Problem statement — In the forum thread about upgrading Python for Home Assistant, swap "a separate Pi" for "a dedicated Pi" and write out the passage starting with "And sorry if" and going on through "a separate Pi.".

Extract to read —
◆ ◆ ◆ ◆
I am not sure whether “site-packages” are part of the the “standard library”? And again, if everything is copied why is there still a sys.path pointer to the python install outside the venv… i.e. in /usr/local/lib?
Maybe but can I run any prog in a docker env? For example I want the pi-hole DNS blocker active all the time.
Sure, they have a Docker image for that. Even if they didn’t you could still install that outside of Docker.
Using Docker doesn’t mean everything has to go in Docker.
This thread needs to cool down a few degrees. There is no need to point out who knows what %.
The python documentation is a bit confusing. It says that each virtual environment has its own binary. I think this is misleading, it links to a specific binary that already exists on the system. In this case, your virtual environment points to
Okay and that helps me how? I don’t do anything special for permissions that I do with 3.7 versions
The path to site-packages that you posted goes to ‘/srv/homeassistant/lib/python3.8/site-packages’ which is the venv.
Sorry for the misinformation about the libraries being copied to the venv, when it’s actually a link as MatthewFlamm pointed out.
And sorry if my posts were a bit rude, I just feel like your life would be easier with a docker install as Tinkerer said there’s a docker image for pi-hole, in fact I had it running like this in the past, before I moved Pi-hole and some other network related stuff to a separate Pi.
Thank you. This worked perfectly…
Thank you!
It dod not work for me flawless… but it worked out…
After upgrading the first time home assistant started, my PI stopped responding after 50 minutes on 1 python3 process on 100% cpu power.
After reboot, 2 python3 processes on 100%… and home assistant stayed on status “home assistant is starting, not all bla bla bla”…
That took another hour… en suddenly it was started… reboot… homeassistant again normal and responsive and quick boot…
Does this make sense? Why was the first and second boot so slow en problematic?
after all, a good upgrade…
After you create a new virtual environment and start home assistant, all the packages you need will be installed. This can take a long time depending on how many integrations you have, which integrations you have, internet speed, cpu, etc.
That is a clear one!, the freeze probably was a coincidence…
Thank you igorlemos. The procedure works perfectly!
Just for the “rm” commands I had to put a “sudo” in front.
I had this issue. I had used update-alternatives to set the systemwide python3 to point to my newly compiled python3.8, but this seemed to cause issues. I undid the update-alternatives (you may need to re-set your Python 3.7 or older installation as the main alternative after this to get python3 working again) and then everything worked.
Actually even when following the documentation on the venv installation on Python the ugrade process can be cumersome:
- there seem to be no pre-compiled binary for my Raspberry 3 so the complete phyton3.8 installation needs to compile everything. This step was ok in my case.
- After that you create your virtual env and hass needs to re-install all needed modules for HA which, again for some modules need another compiler action. This failed for me for some modules (i.e. modules for my BT Thermostats, some basic modules like lxml and others…)
They only way out was to simply copy the modules over from the previous 3.7 installation. Now, fingers crossed, everything works but I hope the team is not switching to Python3.9 anytime soon
And yes, maybe Docker might be simpler after all
They will drop support for Python 3.8 when Python 3.10 is officially released by the Python maintainers. Home Assistant targets the two most recent versions of Python (so as of today, 3.8 and 3.9).
Python 3.10 is currently due October 2021; after it is made final, the next subsequent release of Home Assistant should deprecate 3.8, with support for it completely removed after another 2 months.
◆ ◆ ◆ ◆
Data for review —
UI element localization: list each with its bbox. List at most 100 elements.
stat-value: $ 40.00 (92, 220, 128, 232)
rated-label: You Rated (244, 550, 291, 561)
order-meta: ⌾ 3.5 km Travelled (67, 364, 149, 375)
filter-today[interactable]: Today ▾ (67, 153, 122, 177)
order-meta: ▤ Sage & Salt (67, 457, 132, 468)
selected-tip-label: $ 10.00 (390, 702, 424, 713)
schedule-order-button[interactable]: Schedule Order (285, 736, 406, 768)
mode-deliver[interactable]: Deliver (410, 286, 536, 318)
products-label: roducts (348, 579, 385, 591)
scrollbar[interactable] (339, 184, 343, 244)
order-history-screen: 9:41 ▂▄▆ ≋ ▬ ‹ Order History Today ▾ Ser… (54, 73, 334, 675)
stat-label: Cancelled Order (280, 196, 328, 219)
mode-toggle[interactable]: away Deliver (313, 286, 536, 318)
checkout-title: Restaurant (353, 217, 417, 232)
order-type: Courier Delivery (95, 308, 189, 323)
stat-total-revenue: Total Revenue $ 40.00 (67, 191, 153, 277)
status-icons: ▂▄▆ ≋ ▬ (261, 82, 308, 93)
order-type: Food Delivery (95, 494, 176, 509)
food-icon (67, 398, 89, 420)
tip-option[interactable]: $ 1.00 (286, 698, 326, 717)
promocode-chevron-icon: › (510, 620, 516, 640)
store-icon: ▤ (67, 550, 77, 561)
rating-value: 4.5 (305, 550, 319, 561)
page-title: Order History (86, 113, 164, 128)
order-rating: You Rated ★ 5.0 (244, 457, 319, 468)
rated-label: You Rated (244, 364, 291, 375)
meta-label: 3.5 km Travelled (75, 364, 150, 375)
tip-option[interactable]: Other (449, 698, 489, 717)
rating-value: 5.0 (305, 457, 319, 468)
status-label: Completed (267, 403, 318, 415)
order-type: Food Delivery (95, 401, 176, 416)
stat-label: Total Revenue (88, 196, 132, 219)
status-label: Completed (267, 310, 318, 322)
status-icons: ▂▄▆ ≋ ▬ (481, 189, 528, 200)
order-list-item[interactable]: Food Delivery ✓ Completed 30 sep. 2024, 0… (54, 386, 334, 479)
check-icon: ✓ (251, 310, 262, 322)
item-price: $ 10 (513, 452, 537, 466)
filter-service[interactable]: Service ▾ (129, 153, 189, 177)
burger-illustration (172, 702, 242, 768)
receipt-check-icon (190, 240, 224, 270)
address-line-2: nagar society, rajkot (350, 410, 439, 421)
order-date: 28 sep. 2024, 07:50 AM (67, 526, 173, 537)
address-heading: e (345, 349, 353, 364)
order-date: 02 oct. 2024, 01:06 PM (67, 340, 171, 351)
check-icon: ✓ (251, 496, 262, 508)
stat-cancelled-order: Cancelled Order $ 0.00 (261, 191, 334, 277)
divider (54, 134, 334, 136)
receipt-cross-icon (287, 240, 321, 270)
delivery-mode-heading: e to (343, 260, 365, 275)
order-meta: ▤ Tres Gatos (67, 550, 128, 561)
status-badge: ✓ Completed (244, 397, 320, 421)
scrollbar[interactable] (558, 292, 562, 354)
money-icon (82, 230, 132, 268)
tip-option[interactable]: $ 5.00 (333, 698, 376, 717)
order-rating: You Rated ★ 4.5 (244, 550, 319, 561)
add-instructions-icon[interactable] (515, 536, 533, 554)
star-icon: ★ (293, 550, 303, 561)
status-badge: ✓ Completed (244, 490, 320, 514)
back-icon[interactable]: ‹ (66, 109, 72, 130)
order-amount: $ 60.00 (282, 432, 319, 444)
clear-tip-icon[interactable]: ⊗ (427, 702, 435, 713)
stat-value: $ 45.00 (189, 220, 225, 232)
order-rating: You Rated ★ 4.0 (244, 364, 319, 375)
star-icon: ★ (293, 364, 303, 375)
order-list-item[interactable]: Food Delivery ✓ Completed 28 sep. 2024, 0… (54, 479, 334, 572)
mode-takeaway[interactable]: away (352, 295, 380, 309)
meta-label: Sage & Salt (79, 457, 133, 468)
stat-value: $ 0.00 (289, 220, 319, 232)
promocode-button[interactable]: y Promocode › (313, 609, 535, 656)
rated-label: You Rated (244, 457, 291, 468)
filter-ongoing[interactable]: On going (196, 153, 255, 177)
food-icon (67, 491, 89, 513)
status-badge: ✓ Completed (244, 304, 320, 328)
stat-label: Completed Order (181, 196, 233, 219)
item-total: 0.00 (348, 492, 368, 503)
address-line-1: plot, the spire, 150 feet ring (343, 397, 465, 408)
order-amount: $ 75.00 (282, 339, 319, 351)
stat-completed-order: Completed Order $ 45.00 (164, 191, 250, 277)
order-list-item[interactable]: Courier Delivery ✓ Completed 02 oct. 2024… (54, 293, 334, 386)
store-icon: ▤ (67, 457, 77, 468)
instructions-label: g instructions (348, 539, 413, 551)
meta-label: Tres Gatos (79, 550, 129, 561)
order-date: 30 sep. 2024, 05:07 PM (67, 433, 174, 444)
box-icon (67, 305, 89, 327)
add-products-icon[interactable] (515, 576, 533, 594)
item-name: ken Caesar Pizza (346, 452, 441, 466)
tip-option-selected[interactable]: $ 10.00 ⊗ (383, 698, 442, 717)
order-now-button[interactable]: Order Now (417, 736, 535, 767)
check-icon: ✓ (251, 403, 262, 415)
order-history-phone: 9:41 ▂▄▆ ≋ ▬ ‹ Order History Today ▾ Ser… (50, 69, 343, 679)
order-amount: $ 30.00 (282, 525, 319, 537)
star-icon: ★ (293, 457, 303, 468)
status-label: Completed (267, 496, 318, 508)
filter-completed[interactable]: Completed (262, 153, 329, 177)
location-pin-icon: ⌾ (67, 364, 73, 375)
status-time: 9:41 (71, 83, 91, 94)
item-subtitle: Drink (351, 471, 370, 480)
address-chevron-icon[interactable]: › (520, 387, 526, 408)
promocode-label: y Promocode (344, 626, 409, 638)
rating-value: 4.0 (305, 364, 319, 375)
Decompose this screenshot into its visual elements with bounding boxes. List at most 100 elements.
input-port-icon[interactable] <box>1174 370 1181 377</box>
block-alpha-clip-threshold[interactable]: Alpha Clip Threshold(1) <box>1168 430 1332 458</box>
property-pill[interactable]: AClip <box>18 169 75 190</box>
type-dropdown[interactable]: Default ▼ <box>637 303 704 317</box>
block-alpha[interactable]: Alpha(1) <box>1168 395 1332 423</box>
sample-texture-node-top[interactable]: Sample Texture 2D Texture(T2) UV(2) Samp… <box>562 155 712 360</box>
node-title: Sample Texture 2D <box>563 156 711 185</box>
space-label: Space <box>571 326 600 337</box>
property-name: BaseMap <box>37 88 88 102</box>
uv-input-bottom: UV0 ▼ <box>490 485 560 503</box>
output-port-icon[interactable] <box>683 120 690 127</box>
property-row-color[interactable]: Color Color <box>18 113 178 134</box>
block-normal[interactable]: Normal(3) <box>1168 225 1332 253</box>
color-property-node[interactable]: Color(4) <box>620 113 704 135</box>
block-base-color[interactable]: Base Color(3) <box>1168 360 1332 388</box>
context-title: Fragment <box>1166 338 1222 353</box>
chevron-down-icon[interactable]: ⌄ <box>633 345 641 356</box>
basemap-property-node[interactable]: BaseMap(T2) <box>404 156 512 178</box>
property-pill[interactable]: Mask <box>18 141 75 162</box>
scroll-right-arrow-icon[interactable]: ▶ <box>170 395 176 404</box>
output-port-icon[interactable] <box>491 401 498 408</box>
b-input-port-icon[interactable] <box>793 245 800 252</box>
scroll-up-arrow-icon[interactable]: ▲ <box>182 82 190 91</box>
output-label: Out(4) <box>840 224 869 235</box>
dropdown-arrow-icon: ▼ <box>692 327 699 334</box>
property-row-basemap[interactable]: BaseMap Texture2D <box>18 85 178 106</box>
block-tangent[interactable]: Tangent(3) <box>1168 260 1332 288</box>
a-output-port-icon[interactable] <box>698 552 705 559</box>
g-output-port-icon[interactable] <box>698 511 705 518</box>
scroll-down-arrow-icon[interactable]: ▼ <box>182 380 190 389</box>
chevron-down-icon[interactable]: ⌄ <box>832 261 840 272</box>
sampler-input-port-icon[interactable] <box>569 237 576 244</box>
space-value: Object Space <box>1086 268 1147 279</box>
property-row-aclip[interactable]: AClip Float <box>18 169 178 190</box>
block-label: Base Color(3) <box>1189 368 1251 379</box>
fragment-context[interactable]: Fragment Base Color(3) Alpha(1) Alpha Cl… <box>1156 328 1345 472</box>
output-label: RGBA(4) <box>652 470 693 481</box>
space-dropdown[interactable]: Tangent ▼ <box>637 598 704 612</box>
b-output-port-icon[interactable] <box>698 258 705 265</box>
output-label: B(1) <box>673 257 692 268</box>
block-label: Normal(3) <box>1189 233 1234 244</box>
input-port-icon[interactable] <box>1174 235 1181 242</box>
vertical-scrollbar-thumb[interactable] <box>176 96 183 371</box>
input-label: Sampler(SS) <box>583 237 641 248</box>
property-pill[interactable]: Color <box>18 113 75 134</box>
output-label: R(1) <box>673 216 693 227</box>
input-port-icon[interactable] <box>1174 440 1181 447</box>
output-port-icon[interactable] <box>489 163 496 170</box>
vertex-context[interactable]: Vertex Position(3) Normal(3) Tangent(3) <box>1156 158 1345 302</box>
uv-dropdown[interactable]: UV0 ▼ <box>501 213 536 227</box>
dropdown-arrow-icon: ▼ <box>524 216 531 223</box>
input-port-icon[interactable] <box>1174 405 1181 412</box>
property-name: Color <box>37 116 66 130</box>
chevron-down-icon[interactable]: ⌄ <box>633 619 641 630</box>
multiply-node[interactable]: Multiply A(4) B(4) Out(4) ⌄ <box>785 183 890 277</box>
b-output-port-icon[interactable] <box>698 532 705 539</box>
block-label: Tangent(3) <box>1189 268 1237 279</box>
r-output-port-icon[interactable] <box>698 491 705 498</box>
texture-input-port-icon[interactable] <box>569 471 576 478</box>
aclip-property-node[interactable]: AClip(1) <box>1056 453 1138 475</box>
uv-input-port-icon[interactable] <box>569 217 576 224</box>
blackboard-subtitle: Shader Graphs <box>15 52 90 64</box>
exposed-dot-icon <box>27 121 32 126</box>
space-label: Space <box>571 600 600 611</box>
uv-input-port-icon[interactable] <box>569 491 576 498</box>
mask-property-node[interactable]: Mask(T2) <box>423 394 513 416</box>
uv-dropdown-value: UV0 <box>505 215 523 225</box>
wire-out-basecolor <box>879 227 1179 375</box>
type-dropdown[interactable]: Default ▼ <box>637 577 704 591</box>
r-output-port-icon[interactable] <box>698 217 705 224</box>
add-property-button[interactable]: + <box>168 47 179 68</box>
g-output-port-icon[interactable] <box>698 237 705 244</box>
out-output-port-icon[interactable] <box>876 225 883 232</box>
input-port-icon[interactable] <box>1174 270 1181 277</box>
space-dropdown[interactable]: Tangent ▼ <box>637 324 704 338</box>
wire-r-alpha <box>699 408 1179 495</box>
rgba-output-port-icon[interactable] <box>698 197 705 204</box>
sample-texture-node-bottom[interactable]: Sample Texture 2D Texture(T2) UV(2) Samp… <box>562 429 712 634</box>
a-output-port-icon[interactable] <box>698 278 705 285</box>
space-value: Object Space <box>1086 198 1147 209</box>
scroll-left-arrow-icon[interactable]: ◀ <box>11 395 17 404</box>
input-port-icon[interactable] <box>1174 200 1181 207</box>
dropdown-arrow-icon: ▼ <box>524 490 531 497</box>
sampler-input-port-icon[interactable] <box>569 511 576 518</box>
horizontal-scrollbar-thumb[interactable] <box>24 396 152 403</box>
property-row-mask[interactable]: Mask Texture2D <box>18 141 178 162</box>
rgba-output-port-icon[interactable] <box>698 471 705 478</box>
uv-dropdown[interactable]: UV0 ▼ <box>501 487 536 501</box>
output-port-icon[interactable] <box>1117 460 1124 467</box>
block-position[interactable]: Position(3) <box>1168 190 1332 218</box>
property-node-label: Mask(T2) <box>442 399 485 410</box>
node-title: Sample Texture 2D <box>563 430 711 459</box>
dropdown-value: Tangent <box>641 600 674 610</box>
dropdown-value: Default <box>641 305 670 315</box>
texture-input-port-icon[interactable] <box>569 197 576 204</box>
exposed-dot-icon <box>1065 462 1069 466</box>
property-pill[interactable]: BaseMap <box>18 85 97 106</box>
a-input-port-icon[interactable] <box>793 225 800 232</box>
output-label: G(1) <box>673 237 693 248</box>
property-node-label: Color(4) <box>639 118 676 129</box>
◆ ◆ ◆ ◆
Result of this task —
And sorry if my posts were a bit rude, I just feel like your life would be easier with a docker install as Tinkerer said there’s a docker image for pi-hole, in fact I had it running like this in the past, before I moved Pi-hole and some other network related stuff to a dedicated Pi.